PROMPT: Return each entry exactly, omitting nothing.

MATERIAL SUPPLIED:
________________________
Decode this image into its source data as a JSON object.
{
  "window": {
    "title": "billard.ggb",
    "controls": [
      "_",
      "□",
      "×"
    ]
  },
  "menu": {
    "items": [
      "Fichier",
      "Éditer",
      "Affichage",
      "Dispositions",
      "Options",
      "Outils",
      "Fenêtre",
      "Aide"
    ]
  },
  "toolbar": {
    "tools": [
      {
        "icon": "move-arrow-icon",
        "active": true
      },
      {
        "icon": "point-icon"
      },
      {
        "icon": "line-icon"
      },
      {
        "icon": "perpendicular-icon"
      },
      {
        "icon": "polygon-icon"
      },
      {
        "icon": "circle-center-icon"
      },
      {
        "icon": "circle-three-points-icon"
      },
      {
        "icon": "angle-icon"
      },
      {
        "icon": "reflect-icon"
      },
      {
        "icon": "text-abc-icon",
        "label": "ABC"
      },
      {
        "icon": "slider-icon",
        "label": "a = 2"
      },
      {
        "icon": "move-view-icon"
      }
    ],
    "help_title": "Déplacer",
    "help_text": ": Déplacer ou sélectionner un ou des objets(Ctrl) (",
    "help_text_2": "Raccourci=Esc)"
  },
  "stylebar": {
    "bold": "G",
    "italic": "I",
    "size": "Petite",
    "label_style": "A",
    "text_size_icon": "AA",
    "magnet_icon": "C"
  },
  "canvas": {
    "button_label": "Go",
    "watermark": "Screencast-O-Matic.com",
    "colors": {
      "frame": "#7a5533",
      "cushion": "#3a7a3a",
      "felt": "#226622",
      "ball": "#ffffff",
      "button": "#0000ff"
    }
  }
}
________________________
TASK RESULT:
Decode this image into its source data as a JSON object.
{
  "window": {
    "title": "billard.ggb",
    "controls": [
      "_",
      "□",
      "×"
    ]
  },
  "menu": {
    "items": [
      "Fichier",
      "Éditer",
      "Affichage",
      "Dispositions",
      "Options",
      "Outils",
      "Fenêtre",
      "Aide"
    ]
  },
  "toolbar": {
    "tools": [
      {
        "icon": "move-arrow-icon",
        "active": true
      },
      {
        "icon": "point-icon"
      },
      {
        "icon": "line-icon"
      },
      {
        "icon": "perpendicular-icon"
      },
      {
        "icon": "polygon-icon"
      },
      {
        "icon": "circle-center-icon"
      },
      {
        "icon": "circle-three-points-icon"
      },
      {
        "icon": "angle-icon"
      },
      {
        "icon": "reflect-icon"
      },
      {
        "icon": "text-abc-icon",
        "label": "ABC"
      },
      {
        "icon": "slider-icon",
        "label": "a = 2"
      },
      {
        "icon": "move-view-icon"
      }
    ],
    "help_title": "Déplacer",
    "help_text": ": Déplacer ou sélectionner un ou des objets(Ctrl) (",
    "help_text_2": "Raccourci=Esc)"
  },
  "stylebar": {
    "bold": "G",
    "italic": "I",
    "size": "Petite",
    "label_style": "A",
    "text_size_icon": "AA",
    "magnet_icon": "C"
  },
  "canvas": {
    "button_label": "Go",
    "watermark": "Screencast-O-Matic.com",
    "colors": {
      "frame": "#7a5533",
      "cushion": "#3a7a3a",
      "felt": "#226622",
      "ball": "#ffffff",
      "button": "#0000ff"
    }
  }
}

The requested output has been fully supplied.